**BRIEF**. How many lines in the material below include the word "ljudi"? Give only the number.

┄┄┄┄┄┄

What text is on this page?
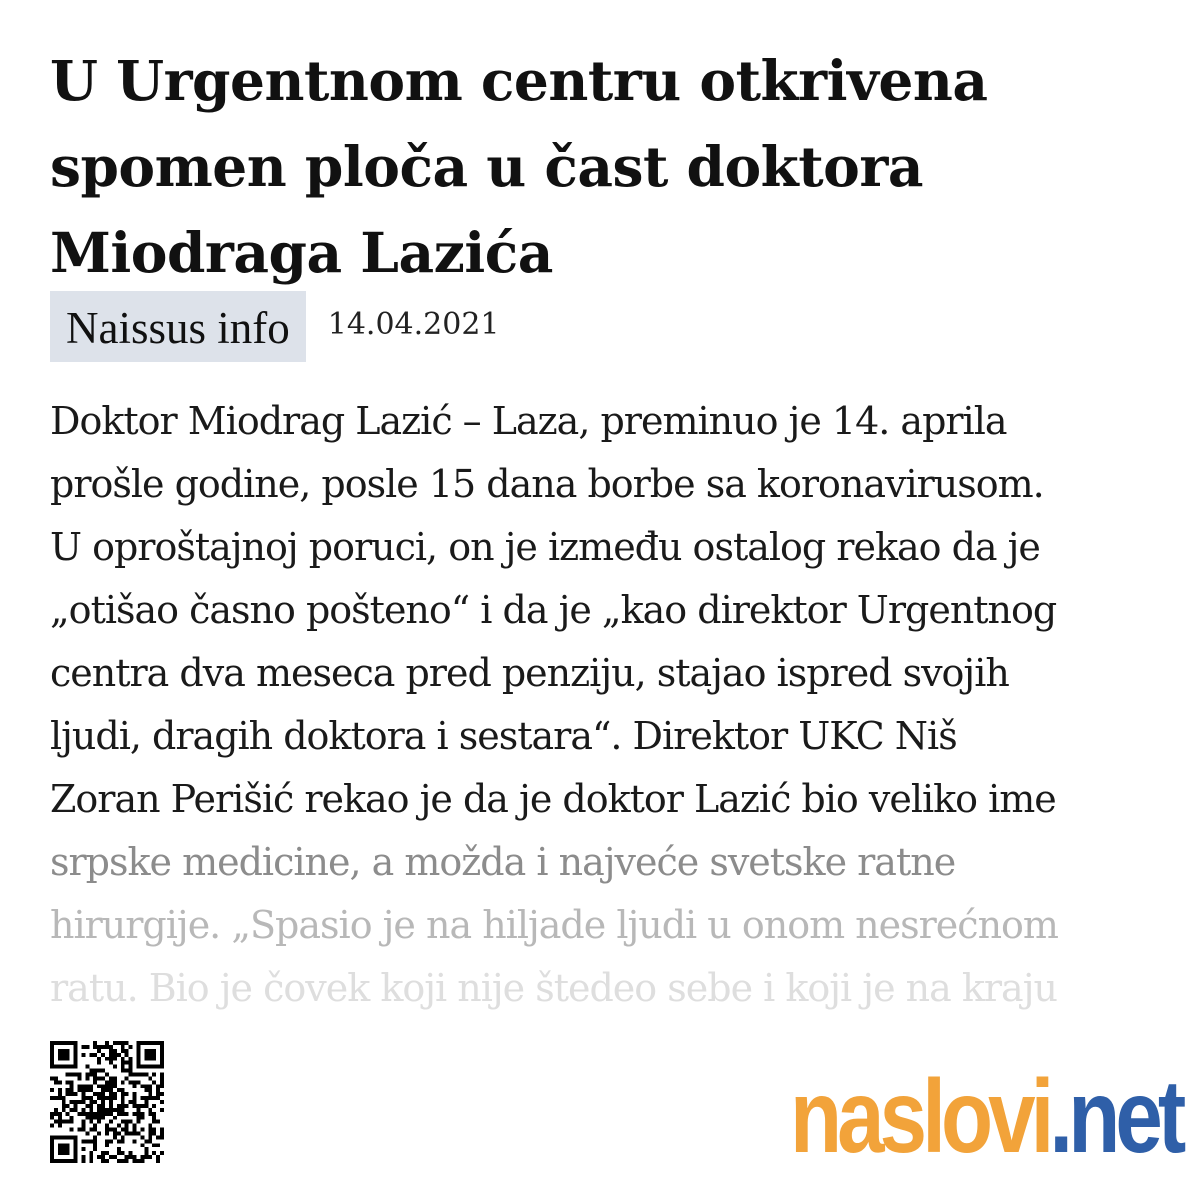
U Urgentnom centru otkrivena
spomen ploča u čast doktora
Miodraga Lazića
Naissus info	14.04.2021
Doktor Miodrag Lazić – Laza, preminuo je 14. aprila
prošle godine, posle 15 dana borbe sa koronavirusom.
U oproštajnoj poruci, on je između ostalog rekao da je
„otišao časno pošteno“ i da je „kao direktor Urgentnog
centra dva meseca pred penziju, stajao ispred svojih
ljudi, dragih doktora i sestara“. Direktor UKC Niš
Zoran Perišić rekao je da je doktor Lazić bio veliko ime
srpske medicine, a možda i najveće svetske ratne
hirurgije. „Spasio je na hiljade ljudi u onom nesrećnom
ratu. Bio je čovek koji nije štedeo sebe i koji je na kraju
naslovi.net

┄┄┄┄┄┄

**ANSWER TO THE PROBLEM**. 2